**Exercise**
Which lines hold the word "step"? Copy each of them.

START Supplied information

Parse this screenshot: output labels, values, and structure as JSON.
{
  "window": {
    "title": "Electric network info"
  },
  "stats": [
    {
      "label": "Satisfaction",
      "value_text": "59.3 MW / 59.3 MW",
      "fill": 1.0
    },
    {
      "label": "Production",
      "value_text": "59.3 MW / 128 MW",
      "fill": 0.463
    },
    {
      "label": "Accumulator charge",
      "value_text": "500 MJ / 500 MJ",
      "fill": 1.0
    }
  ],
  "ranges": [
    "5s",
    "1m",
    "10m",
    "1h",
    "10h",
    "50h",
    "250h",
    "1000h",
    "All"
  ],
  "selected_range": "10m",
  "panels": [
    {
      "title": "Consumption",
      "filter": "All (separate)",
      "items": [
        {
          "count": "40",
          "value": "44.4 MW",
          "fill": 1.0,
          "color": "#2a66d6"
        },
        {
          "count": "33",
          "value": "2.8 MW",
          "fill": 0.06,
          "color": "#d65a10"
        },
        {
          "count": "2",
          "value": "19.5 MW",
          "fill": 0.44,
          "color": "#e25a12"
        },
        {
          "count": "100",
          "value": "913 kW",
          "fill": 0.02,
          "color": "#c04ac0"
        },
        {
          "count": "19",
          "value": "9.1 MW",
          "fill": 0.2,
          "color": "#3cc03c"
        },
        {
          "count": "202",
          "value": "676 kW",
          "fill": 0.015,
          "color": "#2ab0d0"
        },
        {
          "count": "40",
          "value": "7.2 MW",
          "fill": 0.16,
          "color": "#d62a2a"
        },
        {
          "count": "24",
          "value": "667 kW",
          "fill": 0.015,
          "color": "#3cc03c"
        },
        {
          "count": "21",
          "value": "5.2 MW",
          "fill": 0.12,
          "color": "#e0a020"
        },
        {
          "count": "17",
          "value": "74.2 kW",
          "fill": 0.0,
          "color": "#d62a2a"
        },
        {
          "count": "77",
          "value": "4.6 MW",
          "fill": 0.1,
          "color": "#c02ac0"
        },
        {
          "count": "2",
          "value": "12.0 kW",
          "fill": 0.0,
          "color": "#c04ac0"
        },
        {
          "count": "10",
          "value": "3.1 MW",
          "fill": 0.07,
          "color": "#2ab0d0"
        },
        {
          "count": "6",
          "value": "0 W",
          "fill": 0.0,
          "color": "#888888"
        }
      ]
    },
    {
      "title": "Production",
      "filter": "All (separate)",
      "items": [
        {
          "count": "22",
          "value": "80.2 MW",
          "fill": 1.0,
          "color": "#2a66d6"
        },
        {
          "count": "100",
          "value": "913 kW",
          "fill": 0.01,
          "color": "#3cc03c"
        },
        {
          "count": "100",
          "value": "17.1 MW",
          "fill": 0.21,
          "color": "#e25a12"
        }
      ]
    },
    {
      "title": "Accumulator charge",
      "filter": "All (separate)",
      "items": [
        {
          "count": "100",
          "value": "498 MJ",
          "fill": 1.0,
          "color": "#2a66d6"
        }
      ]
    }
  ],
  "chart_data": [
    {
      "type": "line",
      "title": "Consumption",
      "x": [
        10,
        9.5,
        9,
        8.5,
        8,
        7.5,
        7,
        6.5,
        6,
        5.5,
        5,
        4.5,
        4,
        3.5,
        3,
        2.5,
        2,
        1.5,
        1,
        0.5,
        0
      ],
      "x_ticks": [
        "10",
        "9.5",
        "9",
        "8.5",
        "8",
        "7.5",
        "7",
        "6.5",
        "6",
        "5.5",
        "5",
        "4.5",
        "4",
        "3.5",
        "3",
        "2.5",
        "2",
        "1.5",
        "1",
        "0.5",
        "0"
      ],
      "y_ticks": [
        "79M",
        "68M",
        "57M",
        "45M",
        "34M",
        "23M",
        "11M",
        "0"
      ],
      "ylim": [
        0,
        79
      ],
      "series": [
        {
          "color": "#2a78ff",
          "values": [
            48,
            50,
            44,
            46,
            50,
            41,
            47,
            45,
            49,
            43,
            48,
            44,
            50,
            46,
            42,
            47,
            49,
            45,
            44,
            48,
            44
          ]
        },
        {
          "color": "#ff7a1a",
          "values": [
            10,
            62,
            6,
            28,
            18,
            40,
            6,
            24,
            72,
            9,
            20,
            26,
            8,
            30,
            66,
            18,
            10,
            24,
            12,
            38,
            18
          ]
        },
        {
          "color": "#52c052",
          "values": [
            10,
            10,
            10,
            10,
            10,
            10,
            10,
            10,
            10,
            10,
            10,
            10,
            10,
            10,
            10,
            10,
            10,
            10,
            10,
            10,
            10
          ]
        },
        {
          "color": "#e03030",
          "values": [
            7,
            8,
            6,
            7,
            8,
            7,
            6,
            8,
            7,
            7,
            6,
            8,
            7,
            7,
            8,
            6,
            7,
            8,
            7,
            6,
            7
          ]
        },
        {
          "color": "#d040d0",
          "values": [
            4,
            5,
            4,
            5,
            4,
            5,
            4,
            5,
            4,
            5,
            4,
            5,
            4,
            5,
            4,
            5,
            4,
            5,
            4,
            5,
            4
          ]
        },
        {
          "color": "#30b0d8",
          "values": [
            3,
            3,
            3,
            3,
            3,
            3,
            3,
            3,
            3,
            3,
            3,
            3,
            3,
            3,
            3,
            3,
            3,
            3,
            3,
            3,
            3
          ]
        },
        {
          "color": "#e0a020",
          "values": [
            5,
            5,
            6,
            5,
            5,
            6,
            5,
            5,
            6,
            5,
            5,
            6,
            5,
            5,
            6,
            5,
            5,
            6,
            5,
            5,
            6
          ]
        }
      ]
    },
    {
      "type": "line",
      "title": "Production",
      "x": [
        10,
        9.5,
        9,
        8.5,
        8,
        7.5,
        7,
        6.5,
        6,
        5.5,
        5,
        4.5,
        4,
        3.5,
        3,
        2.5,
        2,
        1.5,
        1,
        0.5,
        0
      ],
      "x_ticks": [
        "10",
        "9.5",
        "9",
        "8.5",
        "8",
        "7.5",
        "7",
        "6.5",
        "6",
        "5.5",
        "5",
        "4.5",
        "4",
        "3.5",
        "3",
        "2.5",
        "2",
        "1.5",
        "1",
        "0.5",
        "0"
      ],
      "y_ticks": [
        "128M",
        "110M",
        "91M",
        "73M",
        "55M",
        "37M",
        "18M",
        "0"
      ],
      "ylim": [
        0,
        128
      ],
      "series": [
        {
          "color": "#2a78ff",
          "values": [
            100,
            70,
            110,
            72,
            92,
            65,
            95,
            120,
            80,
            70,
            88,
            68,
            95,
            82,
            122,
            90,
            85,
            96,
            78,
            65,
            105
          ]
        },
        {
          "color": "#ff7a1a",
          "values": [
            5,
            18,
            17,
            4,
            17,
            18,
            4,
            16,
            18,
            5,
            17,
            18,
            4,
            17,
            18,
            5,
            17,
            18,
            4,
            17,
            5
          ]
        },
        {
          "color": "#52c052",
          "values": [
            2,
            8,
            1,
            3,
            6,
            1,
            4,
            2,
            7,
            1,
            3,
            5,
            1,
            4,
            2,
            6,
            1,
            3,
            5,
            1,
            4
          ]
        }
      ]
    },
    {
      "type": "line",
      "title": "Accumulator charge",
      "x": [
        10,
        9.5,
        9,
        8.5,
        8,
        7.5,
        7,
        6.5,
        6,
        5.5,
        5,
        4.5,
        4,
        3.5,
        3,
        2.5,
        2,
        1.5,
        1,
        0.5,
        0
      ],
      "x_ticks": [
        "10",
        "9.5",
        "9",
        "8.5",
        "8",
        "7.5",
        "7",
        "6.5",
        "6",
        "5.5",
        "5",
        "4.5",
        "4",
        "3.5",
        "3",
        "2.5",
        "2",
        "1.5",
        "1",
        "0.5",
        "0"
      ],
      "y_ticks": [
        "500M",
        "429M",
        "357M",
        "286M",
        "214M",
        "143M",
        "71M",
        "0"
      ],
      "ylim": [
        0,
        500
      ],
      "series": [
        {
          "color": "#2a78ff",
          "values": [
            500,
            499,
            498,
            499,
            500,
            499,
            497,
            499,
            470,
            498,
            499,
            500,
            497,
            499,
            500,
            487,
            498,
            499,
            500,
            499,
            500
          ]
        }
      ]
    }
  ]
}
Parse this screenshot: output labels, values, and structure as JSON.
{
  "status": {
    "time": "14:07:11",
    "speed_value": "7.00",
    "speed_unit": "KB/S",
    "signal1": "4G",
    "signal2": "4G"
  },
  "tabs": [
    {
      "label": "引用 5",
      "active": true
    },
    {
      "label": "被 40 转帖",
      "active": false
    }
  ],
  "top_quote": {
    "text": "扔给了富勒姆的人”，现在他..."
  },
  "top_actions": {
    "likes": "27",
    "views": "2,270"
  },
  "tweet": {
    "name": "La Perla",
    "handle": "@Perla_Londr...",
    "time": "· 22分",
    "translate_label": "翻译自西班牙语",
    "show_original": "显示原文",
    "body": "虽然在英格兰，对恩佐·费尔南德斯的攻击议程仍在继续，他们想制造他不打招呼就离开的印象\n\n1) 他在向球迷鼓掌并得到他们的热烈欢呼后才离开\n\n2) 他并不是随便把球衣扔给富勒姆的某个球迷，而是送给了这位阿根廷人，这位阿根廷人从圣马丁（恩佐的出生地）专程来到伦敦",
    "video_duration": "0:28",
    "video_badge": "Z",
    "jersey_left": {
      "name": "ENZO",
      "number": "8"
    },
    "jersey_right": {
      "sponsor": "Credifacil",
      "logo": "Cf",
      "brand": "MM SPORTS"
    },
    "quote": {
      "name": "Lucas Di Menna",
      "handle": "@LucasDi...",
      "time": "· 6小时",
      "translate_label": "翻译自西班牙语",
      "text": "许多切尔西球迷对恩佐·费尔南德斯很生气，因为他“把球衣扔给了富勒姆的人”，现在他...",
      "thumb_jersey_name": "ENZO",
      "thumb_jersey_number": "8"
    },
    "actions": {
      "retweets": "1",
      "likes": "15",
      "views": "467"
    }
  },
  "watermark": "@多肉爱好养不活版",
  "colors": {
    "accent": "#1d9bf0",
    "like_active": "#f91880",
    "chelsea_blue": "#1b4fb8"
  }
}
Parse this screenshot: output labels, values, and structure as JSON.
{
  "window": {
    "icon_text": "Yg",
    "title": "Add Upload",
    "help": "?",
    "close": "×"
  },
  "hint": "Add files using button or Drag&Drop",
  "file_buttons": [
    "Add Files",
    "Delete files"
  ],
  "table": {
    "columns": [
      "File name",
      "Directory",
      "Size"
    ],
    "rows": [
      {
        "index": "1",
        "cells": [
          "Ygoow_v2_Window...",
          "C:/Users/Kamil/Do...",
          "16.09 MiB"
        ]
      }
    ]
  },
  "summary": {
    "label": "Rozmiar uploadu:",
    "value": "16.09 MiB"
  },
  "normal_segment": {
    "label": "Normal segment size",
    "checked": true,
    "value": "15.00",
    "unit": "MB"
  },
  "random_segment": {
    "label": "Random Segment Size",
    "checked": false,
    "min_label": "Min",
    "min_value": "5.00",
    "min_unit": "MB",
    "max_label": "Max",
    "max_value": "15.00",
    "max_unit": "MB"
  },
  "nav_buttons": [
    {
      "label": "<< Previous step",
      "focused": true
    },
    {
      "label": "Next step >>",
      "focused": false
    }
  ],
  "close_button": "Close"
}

END Supplied information

**Exercise output**
      "label": "<< Previous step",
      "label": "Next step >>",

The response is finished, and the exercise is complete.